* BEGIN *
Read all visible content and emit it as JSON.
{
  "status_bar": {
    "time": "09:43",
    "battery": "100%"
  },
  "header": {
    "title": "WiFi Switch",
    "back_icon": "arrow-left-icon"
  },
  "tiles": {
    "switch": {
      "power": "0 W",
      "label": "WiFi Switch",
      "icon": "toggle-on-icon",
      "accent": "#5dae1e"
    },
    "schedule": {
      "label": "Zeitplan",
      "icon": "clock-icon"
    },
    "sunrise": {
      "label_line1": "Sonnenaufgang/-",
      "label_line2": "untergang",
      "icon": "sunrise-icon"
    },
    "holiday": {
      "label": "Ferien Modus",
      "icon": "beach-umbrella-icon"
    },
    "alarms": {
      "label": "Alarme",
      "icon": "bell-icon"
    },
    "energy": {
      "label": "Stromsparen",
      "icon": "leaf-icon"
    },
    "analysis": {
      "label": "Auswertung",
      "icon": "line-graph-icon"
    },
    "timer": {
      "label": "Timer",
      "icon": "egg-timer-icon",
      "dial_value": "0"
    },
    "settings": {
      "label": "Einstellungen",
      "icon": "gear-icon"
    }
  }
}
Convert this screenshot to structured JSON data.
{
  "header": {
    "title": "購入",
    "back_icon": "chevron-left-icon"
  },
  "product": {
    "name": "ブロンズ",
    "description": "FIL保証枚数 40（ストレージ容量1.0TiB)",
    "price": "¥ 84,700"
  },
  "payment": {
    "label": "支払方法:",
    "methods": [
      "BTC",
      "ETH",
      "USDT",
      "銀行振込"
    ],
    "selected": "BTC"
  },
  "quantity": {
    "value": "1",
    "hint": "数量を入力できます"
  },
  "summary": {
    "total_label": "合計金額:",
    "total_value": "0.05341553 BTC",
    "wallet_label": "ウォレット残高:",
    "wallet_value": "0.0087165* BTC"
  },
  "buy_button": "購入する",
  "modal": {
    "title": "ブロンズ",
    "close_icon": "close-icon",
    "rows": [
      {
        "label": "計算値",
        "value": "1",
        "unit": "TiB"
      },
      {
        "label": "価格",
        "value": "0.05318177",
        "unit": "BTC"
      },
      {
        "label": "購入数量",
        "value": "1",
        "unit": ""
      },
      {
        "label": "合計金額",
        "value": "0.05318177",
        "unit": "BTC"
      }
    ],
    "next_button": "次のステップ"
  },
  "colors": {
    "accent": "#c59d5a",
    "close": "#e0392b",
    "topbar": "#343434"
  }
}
* END *
* BEGIN *
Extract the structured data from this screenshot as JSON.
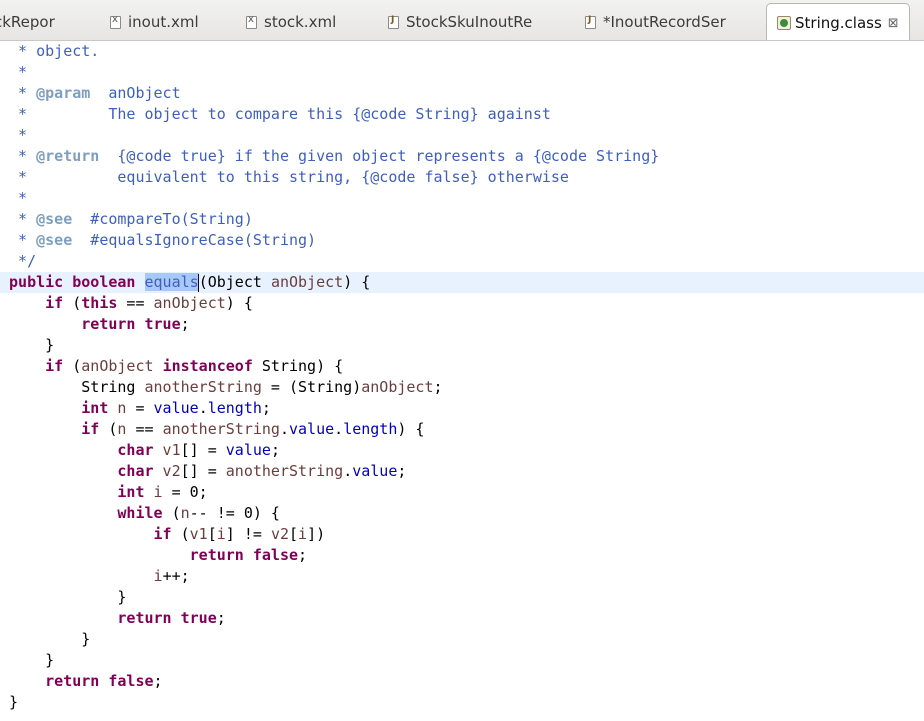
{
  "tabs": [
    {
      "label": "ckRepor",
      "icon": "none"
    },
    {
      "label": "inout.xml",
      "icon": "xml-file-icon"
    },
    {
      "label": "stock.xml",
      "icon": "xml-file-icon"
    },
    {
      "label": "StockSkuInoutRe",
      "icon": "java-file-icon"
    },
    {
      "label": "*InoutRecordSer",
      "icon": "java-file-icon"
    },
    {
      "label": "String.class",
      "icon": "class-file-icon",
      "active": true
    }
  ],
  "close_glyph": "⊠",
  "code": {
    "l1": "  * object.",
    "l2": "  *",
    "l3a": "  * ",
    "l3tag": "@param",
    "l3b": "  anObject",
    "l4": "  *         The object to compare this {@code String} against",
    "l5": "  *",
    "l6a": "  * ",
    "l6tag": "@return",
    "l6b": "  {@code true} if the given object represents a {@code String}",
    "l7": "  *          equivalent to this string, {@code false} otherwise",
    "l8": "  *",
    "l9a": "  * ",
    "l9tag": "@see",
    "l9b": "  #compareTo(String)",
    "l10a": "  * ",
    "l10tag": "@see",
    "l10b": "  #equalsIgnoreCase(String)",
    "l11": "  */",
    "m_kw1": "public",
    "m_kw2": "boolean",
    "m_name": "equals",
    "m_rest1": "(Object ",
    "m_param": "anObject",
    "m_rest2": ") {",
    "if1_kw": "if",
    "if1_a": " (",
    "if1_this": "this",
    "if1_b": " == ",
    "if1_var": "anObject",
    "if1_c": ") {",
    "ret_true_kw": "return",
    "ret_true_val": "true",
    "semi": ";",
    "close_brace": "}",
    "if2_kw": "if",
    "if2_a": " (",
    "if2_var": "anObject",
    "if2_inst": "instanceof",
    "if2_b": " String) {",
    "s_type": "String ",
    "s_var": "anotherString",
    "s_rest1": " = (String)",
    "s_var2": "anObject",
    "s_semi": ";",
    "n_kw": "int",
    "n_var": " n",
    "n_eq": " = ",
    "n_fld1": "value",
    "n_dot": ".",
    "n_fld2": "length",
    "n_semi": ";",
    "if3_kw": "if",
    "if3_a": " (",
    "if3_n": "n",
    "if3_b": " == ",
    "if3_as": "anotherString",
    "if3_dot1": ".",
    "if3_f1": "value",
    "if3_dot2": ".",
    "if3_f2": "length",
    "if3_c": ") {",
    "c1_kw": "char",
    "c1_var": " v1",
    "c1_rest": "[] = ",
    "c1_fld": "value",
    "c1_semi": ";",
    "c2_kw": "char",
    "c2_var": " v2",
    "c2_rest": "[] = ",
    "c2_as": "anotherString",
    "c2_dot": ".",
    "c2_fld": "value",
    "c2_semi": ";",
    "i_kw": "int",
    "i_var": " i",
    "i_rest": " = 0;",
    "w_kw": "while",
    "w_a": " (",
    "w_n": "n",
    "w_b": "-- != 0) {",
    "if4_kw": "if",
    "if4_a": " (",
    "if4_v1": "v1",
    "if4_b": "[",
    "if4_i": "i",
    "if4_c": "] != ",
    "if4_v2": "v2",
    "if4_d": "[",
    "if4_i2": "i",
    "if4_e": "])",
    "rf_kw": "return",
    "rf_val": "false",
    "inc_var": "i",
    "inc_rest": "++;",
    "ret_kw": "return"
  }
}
* END *
* **DIRECTIVE**
How many lines in the records above contain the word "class"? Give only the number.

* **WRITTEN SOLUTION**
2